Written exercise: Set down the full listing exactly as given. Any pictures are to be left out.

Data:
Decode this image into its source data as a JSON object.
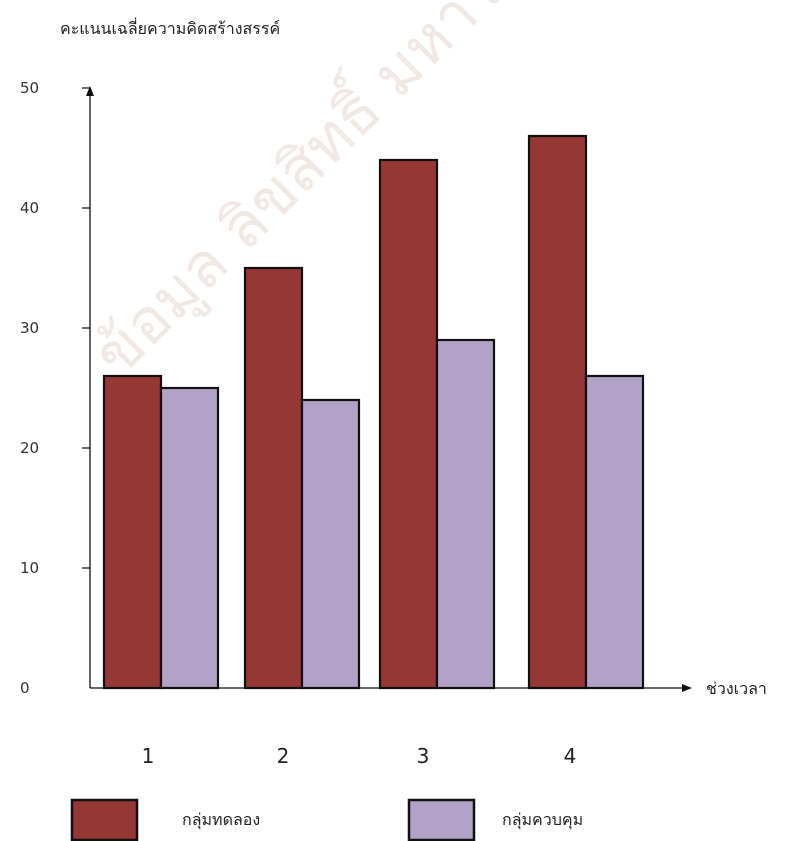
{
  "chart_data": {
    "type": "bar",
    "ylabel": "คะแนนเฉลี่ยความคิดสร้างสรรค์",
    "xlabel": "ช่วงเวลา",
    "categories": [
      "1",
      "2",
      "3",
      "4"
    ],
    "y_ticks": [
      "0",
      "10",
      "20",
      "30",
      "40",
      "50"
    ],
    "ylim": [
      0,
      50
    ],
    "grid": false,
    "legend_position": "bottom",
    "series": [
      {
        "name": "กลุ่มทดลอง",
        "color": "#953735",
        "values": [
          26,
          35,
          44,
          46
        ]
      },
      {
        "name": "กลุ่มควบคุม",
        "color": "#b3a2c7",
        "values": [
          25,
          24,
          29,
          26
        ]
      }
    ]
  }
}
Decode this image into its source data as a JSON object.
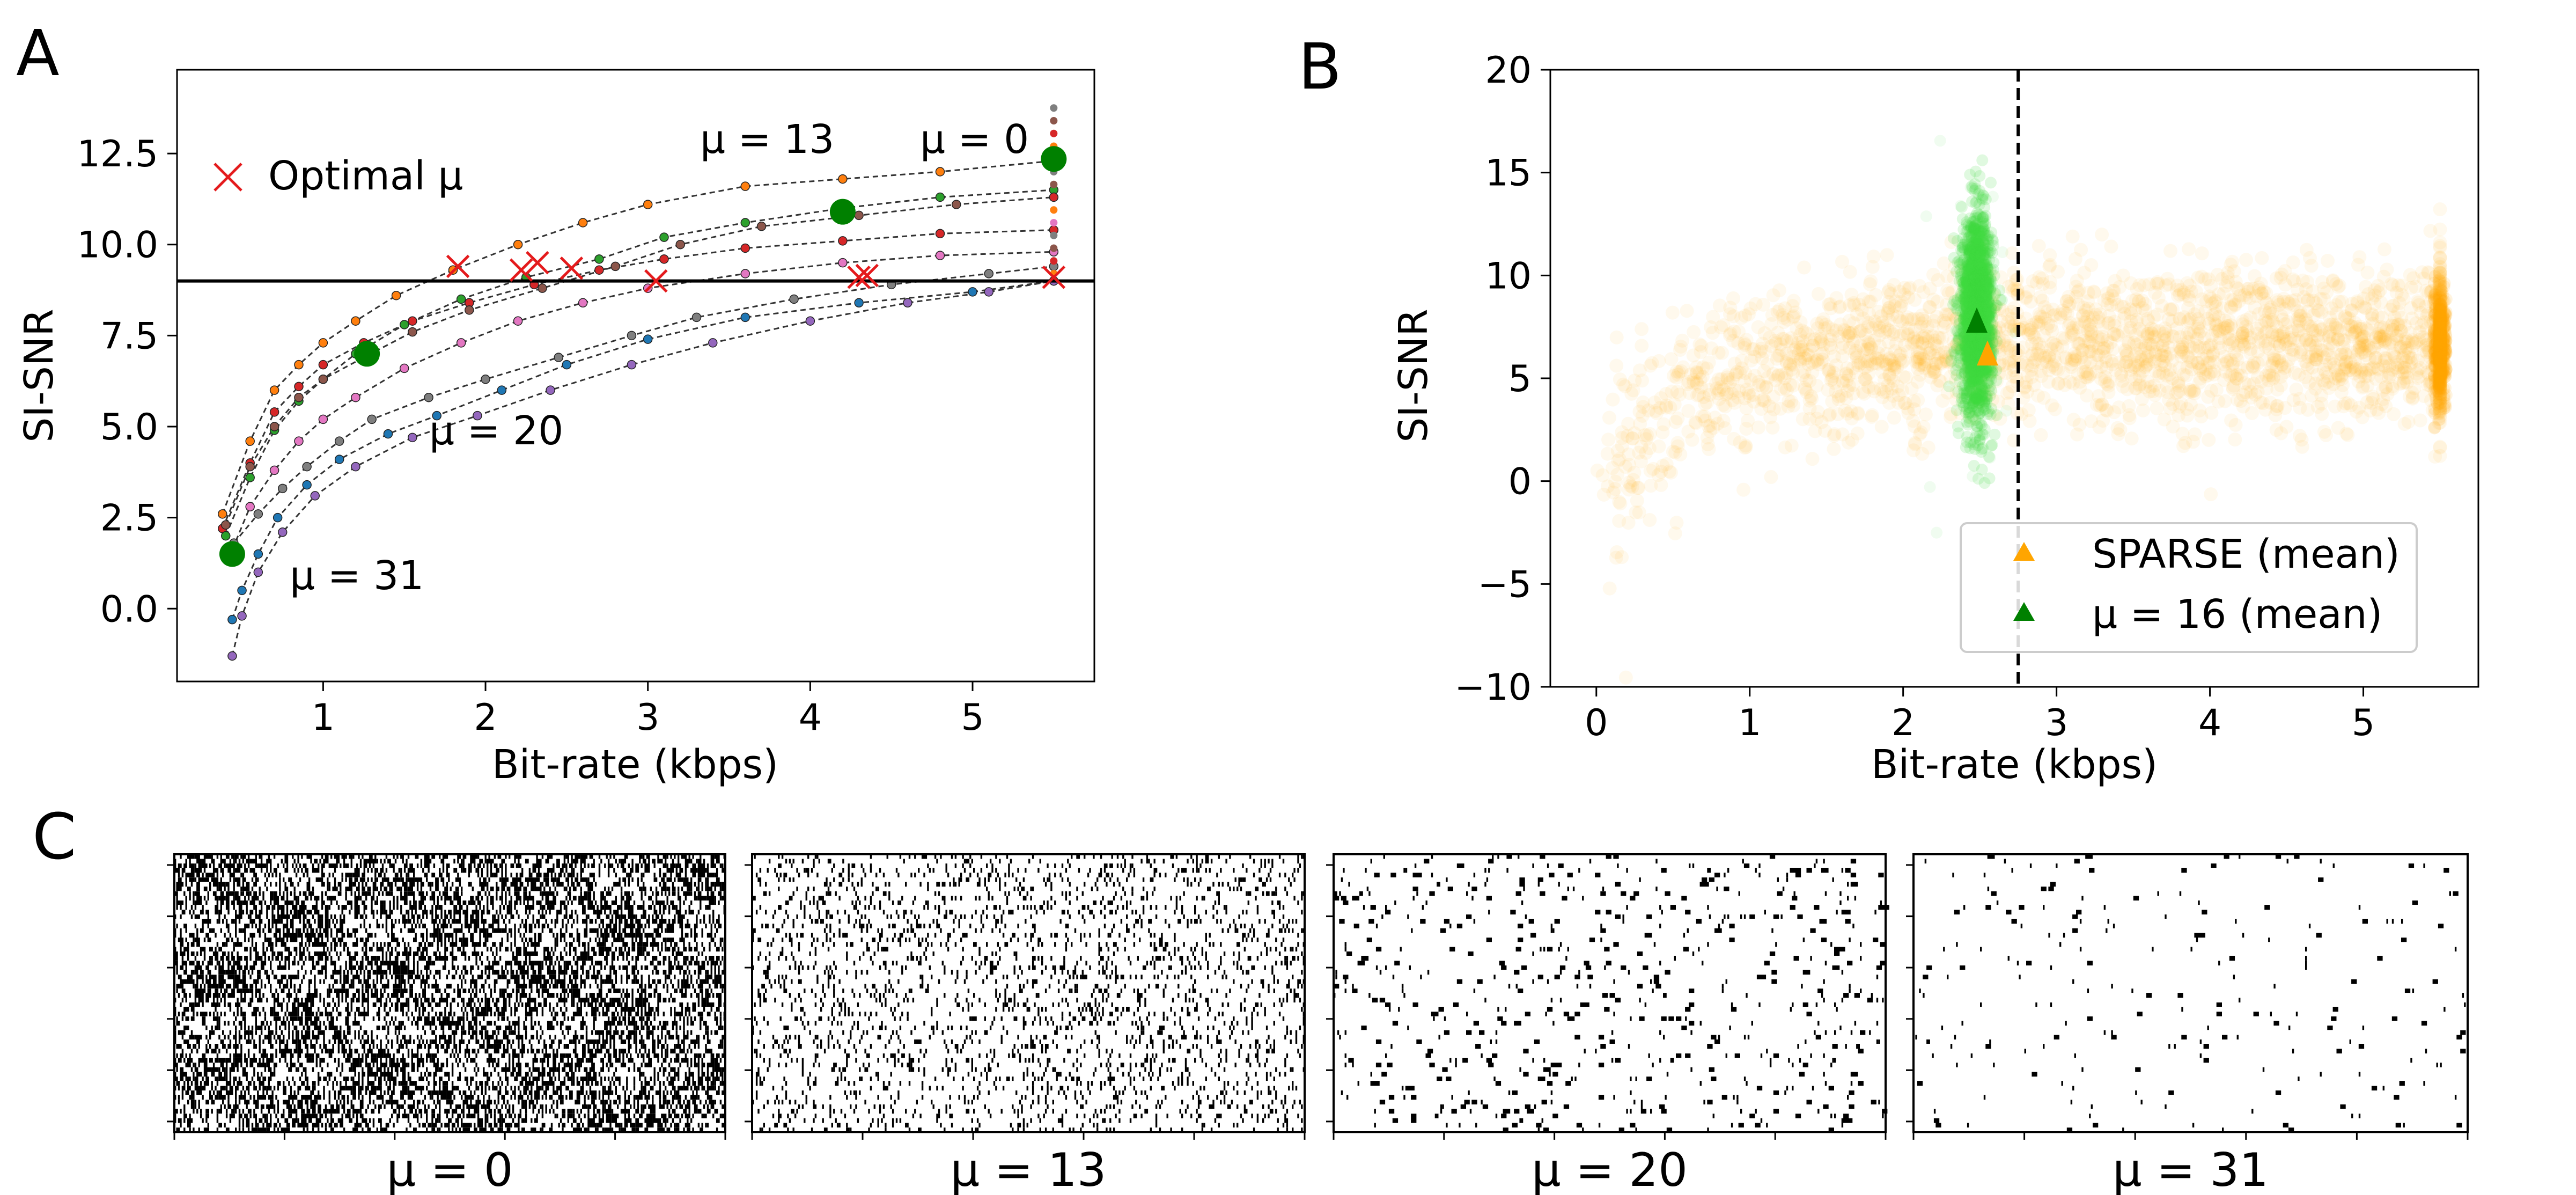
{
  "chart_data": [
    {
      "panel": "A",
      "type": "line",
      "xlabel": "Bit-rate (kbps)",
      "ylabel": "SI-SNR",
      "xlim": [
        0.1,
        5.75
      ],
      "ylim": [
        -2.0,
        14.8
      ],
      "xticks": [
        1,
        2,
        3,
        4,
        5
      ],
      "yticks": [
        0.0,
        2.5,
        5.0,
        7.5,
        10.0,
        12.5
      ],
      "ytick_labels": [
        "0.0",
        "2.5",
        "5.0",
        "7.5",
        "10.0",
        "12.5"
      ],
      "threshold_line": 9.0,
      "legend": {
        "entries": [
          "Optimal μ"
        ],
        "placement": "upper-left"
      },
      "annotations": [
        {
          "text": "μ = 13",
          "x": 3.3,
          "y": 12.6
        },
        {
          "text": "μ = 0",
          "x": 4.6,
          "y": 12.6
        },
        {
          "text": "μ = 20",
          "x": 1.65,
          "y": 4.5
        },
        {
          "text": "μ = 31",
          "x": 0.8,
          "y": 0.7
        }
      ],
      "series": [
        {
          "color": "#ff7f0e",
          "x": [
            0.38,
            0.55,
            0.7,
            0.85,
            1.0,
            1.2,
            1.45,
            1.8,
            2.2,
            2.6,
            3.0,
            3.6,
            4.2,
            4.8,
            5.5
          ],
          "y": [
            2.6,
            4.6,
            6.0,
            6.7,
            7.3,
            7.9,
            8.6,
            9.3,
            10.0,
            10.6,
            11.1,
            11.6,
            11.8,
            12.0,
            12.3
          ]
        },
        {
          "color": "#d62728",
          "x": [
            0.38,
            0.55,
            0.7,
            0.85,
            1.0,
            1.25,
            1.55,
            1.9,
            2.3,
            2.7,
            3.1,
            3.6,
            4.2,
            4.8,
            5.5
          ],
          "y": [
            2.2,
            4.0,
            5.4,
            6.1,
            6.7,
            7.3,
            7.9,
            8.4,
            8.9,
            9.3,
            9.6,
            9.9,
            10.1,
            10.3,
            10.4
          ]
        },
        {
          "color": "#2ca02c",
          "x": [
            0.4,
            0.55,
            0.7,
            0.85,
            1.0,
            1.2,
            1.5,
            1.85,
            2.25,
            2.7,
            3.1,
            3.6,
            4.2,
            4.8,
            5.5
          ],
          "y": [
            2.0,
            3.6,
            4.9,
            5.7,
            6.3,
            7.0,
            7.8,
            8.5,
            9.1,
            9.6,
            10.2,
            10.6,
            11.0,
            11.3,
            11.5
          ]
        },
        {
          "color": "#e377c2",
          "x": [
            0.42,
            0.55,
            0.7,
            0.85,
            1.0,
            1.2,
            1.5,
            1.85,
            2.2,
            2.6,
            3.0,
            3.6,
            4.2,
            4.8,
            5.5
          ],
          "y": [
            1.4,
            2.8,
            3.8,
            4.6,
            5.2,
            5.8,
            6.6,
            7.3,
            7.9,
            8.4,
            8.8,
            9.2,
            9.5,
            9.7,
            9.8
          ]
        },
        {
          "color": "#7f7f7f",
          "x": [
            0.45,
            0.6,
            0.75,
            0.9,
            1.1,
            1.3,
            1.65,
            2.0,
            2.45,
            2.9,
            3.3,
            3.9,
            4.5,
            5.1,
            5.5
          ],
          "y": [
            1.8,
            2.6,
            3.3,
            3.9,
            4.6,
            5.2,
            5.8,
            6.3,
            6.9,
            7.5,
            8.0,
            8.5,
            8.9,
            9.2,
            9.4
          ]
        },
        {
          "color": "#1f77b4",
          "x": [
            0.44,
            0.5,
            0.6,
            0.72,
            0.9,
            1.1,
            1.4,
            1.7,
            2.1,
            2.5,
            3.0,
            3.6,
            4.3,
            5.0,
            5.5
          ],
          "y": [
            -0.3,
            0.5,
            1.5,
            2.5,
            3.4,
            4.1,
            4.8,
            5.3,
            6.0,
            6.7,
            7.4,
            8.0,
            8.4,
            8.7,
            9.0
          ]
        },
        {
          "color": "#9467bd",
          "x": [
            0.44,
            0.5,
            0.6,
            0.75,
            0.95,
            1.2,
            1.55,
            1.95,
            2.4,
            2.9,
            3.4,
            4.0,
            4.6,
            5.1,
            5.5
          ],
          "y": [
            -1.3,
            -0.2,
            1.0,
            2.1,
            3.1,
            3.9,
            4.7,
            5.3,
            6.0,
            6.7,
            7.3,
            7.9,
            8.4,
            8.7,
            9.0
          ]
        },
        {
          "color": "#8c564b",
          "x": [
            0.4,
            0.55,
            0.7,
            0.85,
            1.0,
            1.25,
            1.55,
            1.9,
            2.35,
            2.8,
            3.2,
            3.7,
            4.3,
            4.9,
            5.5
          ],
          "y": [
            2.3,
            3.9,
            5.0,
            5.8,
            6.3,
            6.9,
            7.6,
            8.2,
            8.8,
            9.4,
            10.0,
            10.5,
            10.8,
            11.1,
            11.3
          ]
        }
      ],
      "optimal_mu_points": [
        {
          "x": 1.83,
          "y": 9.4
        },
        {
          "x": 2.22,
          "y": 9.3
        },
        {
          "x": 2.32,
          "y": 9.5
        },
        {
          "x": 2.53,
          "y": 9.35
        },
        {
          "x": 3.05,
          "y": 9.0
        },
        {
          "x": 4.3,
          "y": 9.1
        },
        {
          "x": 4.35,
          "y": 9.15
        },
        {
          "x": 5.5,
          "y": 9.1
        }
      ],
      "highlight_points": [
        {
          "x": 0.44,
          "y": 1.5
        },
        {
          "x": 1.27,
          "y": 7.0
        },
        {
          "x": 4.2,
          "y": 10.9
        },
        {
          "x": 5.5,
          "y": 12.35
        }
      ]
    },
    {
      "panel": "B",
      "type": "scatter",
      "xlabel": "Bit-rate (kbps)",
      "ylabel": "SI-SNR",
      "xlim": [
        -0.3,
        5.75
      ],
      "ylim": [
        -10,
        20
      ],
      "xticks": [
        0,
        1,
        2,
        3,
        4,
        5
      ],
      "yticks": [
        -10,
        -5,
        0,
        5,
        10,
        15,
        20
      ],
      "ytick_labels": [
        "−10",
        "−5",
        "0",
        "5",
        "10",
        "15",
        "20"
      ],
      "vline_x": 2.75,
      "legend": {
        "placement": "lower-right"
      },
      "series": [
        {
          "name": "SPARSE (mean)",
          "color": "#ffa500",
          "mean": {
            "x": 2.55,
            "y": 5.9
          }
        },
        {
          "name": "μ = 16 (mean)",
          "color": "#008000",
          "mean": {
            "x": 2.48,
            "y": 7.5
          }
        }
      ]
    },
    {
      "panel": "C",
      "type": "heatmap",
      "raster_labels": [
        "μ = 0",
        "μ = 13",
        "μ = 20",
        "μ = 31"
      ],
      "spike_density": [
        0.55,
        0.15,
        0.04,
        0.012
      ]
    }
  ],
  "panel_labels": [
    "A",
    "B",
    "C"
  ]
}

Response to this exercise:
Decode this image into its source data as a JSON object.
{
  "chart_data": {
    "type": "bar",
    "ylabel": "คะแนนเฉลี่ยความคิดสร้างสรรค์",
    "xlabel": "ช่วงเวลา",
    "categories": [
      "1",
      "2",
      "3",
      "4"
    ],
    "y_ticks": [
      "0",
      "10",
      "20",
      "30",
      "40",
      "50"
    ],
    "ylim": [
      0,
      50
    ],
    "grid": false,
    "legend_position": "bottom",
    "series": [
      {
        "name": "กลุ่มทดลอง",
        "color": "#953735",
        "values": [
          26,
          35,
          44,
          46
        ]
      },
      {
        "name": "กลุ่มควบคุม",
        "color": "#b3a2c7",
        "values": [
          25,
          24,
          29,
          26
        ]
      }
    ]
  }
}
Decode this image into its source data as a JSON object.
{
  "chart_data": [
    {
      "panel": "A",
      "type": "line",
      "xlabel": "Bit-rate (kbps)",
      "ylabel": "SI-SNR",
      "xlim": [
        0.1,
        5.75
      ],
      "ylim": [
        -2.0,
        14.8
      ],
      "xticks": [
        1,
        2,
        3,
        4,
        5
      ],
      "yticks": [
        0.0,
        2.5,
        5.0,
        7.5,
        10.0,
        12.5
      ],
      "ytick_labels": [
        "0.0",
        "2.5",
        "5.0",
        "7.5",
        "10.0",
        "12.5"
      ],
      "threshold_line": 9.0,
      "legend": {
        "entries": [
          "Optimal μ"
        ],
        "placement": "upper-left"
      },
      "annotations": [
        {
          "text": "μ = 13",
          "x": 3.3,
          "y": 12.6
        },
        {
          "text": "μ = 0",
          "x": 4.6,
          "y": 12.6
        },
        {
          "text": "μ = 20",
          "x": 1.65,
          "y": 4.5
        },
        {
          "text": "μ = 31",
          "x": 0.8,
          "y": 0.7
        }
      ],
      "series": [
        {
          "color": "#ff7f0e",
          "x": [
            0.38,
            0.55,
            0.7,
            0.85,
            1.0,
            1.2,
            1.45,
            1.8,
            2.2,
            2.6,
            3.0,
            3.6,
            4.2,
            4.8,
            5.5
          ],
          "y": [
            2.6,
            4.6,
            6.0,
            6.7,
            7.3,
            7.9,
            8.6,
            9.3,
            10.0,
            10.6,
            11.1,
            11.6,
            11.8,
            12.0,
            12.3
          ]
        },
        {
          "color": "#d62728",
          "x": [
            0.38,
            0.55,
            0.7,
            0.85,
            1.0,
            1.25,
            1.55,
            1.9,
            2.3,
            2.7,
            3.1,
            3.6,
            4.2,
            4.8,
            5.5
          ],
          "y": [
            2.2,
            4.0,
            5.4,
            6.1,
            6.7,
            7.3,
            7.9,
            8.4,
            8.9,
            9.3,
            9.6,
            9.9,
            10.1,
            10.3,
            10.4
          ]
        },
        {
          "color": "#2ca02c",
          "x": [
            0.4,
            0.55,
            0.7,
            0.85,
            1.0,
            1.2,
            1.5,
            1.85,
            2.25,
            2.7,
            3.1,
            3.6,
            4.2,
            4.8,
            5.5
          ],
          "y": [
            2.0,
            3.6,
            4.9,
            5.7,
            6.3,
            7.0,
            7.8,
            8.5,
            9.1,
            9.6,
            10.2,
            10.6,
            11.0,
            11.3,
            11.5
          ]
        },
        {
          "color": "#e377c2",
          "x": [
            0.42,
            0.55,
            0.7,
            0.85,
            1.0,
            1.2,
            1.5,
            1.85,
            2.2,
            2.6,
            3.0,
            3.6,
            4.2,
            4.8,
            5.5
          ],
          "y": [
            1.4,
            2.8,
            3.8,
            4.6,
            5.2,
            5.8,
            6.6,
            7.3,
            7.9,
            8.4,
            8.8,
            9.2,
            9.5,
            9.7,
            9.8
          ]
        },
        {
          "color": "#7f7f7f",
          "x": [
            0.45,
            0.6,
            0.75,
            0.9,
            1.1,
            1.3,
            1.65,
            2.0,
            2.45,
            2.9,
            3.3,
            3.9,
            4.5,
            5.1,
            5.5
          ],
          "y": [
            1.8,
            2.6,
            3.3,
            3.9,
            4.6,
            5.2,
            5.8,
            6.3,
            6.9,
            7.5,
            8.0,
            8.5,
            8.9,
            9.2,
            9.4
          ]
        },
        {
          "color": "#1f77b4",
          "x": [
            0.44,
            0.5,
            0.6,
            0.72,
            0.9,
            1.1,
            1.4,
            1.7,
            2.1,
            2.5,
            3.0,
            3.6,
            4.3,
            5.0,
            5.5
          ],
          "y": [
            -0.3,
            0.5,
            1.5,
            2.5,
            3.4,
            4.1,
            4.8,
            5.3,
            6.0,
            6.7,
            7.4,
            8.0,
            8.4,
            8.7,
            9.0
          ]
        },
        {
          "color": "#9467bd",
          "x": [
            0.44,
            0.5,
            0.6,
            0.75,
            0.95,
            1.2,
            1.55,
            1.95,
            2.4,
            2.9,
            3.4,
            4.0,
            4.6,
            5.1,
            5.5
          ],
          "y": [
            -1.3,
            -0.2,
            1.0,
            2.1,
            3.1,
            3.9,
            4.7,
            5.3,
            6.0,
            6.7,
            7.3,
            7.9,
            8.4,
            8.7,
            9.0
          ]
        },
        {
          "color": "#8c564b",
          "x": [
            0.4,
            0.55,
            0.7,
            0.85,
            1.0,
            1.25,
            1.55,
            1.9,
            2.35,
            2.8,
            3.2,
            3.7,
            4.3,
            4.9,
            5.5
          ],
          "y": [
            2.3,
            3.9,
            5.0,
            5.8,
            6.3,
            6.9,
            7.6,
            8.2,
            8.8,
            9.4,
            10.0,
            10.5,
            10.8,
            11.1,
            11.3
          ]
        }
      ],
      "optimal_mu_points": [
        {
          "x": 1.83,
          "y": 9.4
        },
        {
          "x": 2.22,
          "y": 9.3
        },
        {
          "x": 2.32,
          "y": 9.5
        },
        {
          "x": 2.53,
          "y": 9.35
        },
        {
          "x": 3.05,
          "y": 9.0
        },
        {
          "x": 4.3,
          "y": 9.1
        },
        {
          "x": 4.35,
          "y": 9.15
        },
        {
          "x": 5.5,
          "y": 9.1
        }
      ],
      "highlight_points": [
        {
          "x": 0.44,
          "y": 1.5
        },
        {
          "x": 1.27,
          "y": 7.0
        },
        {
          "x": 4.2,
          "y": 10.9
        },
        {
          "x": 5.5,
          "y": 12.35
        }
      ]
    },
    {
      "panel": "B",
      "type": "scatter",
      "xlabel": "Bit-rate (kbps)",
      "ylabel": "SI-SNR",
      "xlim": [
        -0.3,
        5.75
      ],
      "ylim": [
        -10,
        20
      ],
      "xticks": [
        0,
        1,
        2,
        3,
        4,
        5
      ],
      "yticks": [
        -10,
        -5,
        0,
        5,
        10,
        15,
        20
      ],
      "ytick_labels": [
        "−10",
        "−5",
        "0",
        "5",
        "10",
        "15",
        "20"
      ],
      "vline_x": 2.75,
      "legend": {
        "placement": "lower-right"
      },
      "series": [
        {
          "name": "SPARSE (mean)",
          "color": "#ffa500",
          "mean": {
            "x": 2.55,
            "y": 5.9
          }
        },
        {
          "name": "μ = 16 (mean)",
          "color": "#008000",
          "mean": {
            "x": 2.48,
            "y": 7.5
          }
        }
      ]
    },
    {
      "panel": "C",
      "type": "heatmap",
      "raster_labels": [
        "μ = 0",
        "μ = 13",
        "μ = 20",
        "μ = 31"
      ],
      "spike_density": [
        0.55,
        0.15,
        0.04,
        0.012
      ]
    }
  ],
  "panel_labels": [
    "A",
    "B",
    "C"
  ]
}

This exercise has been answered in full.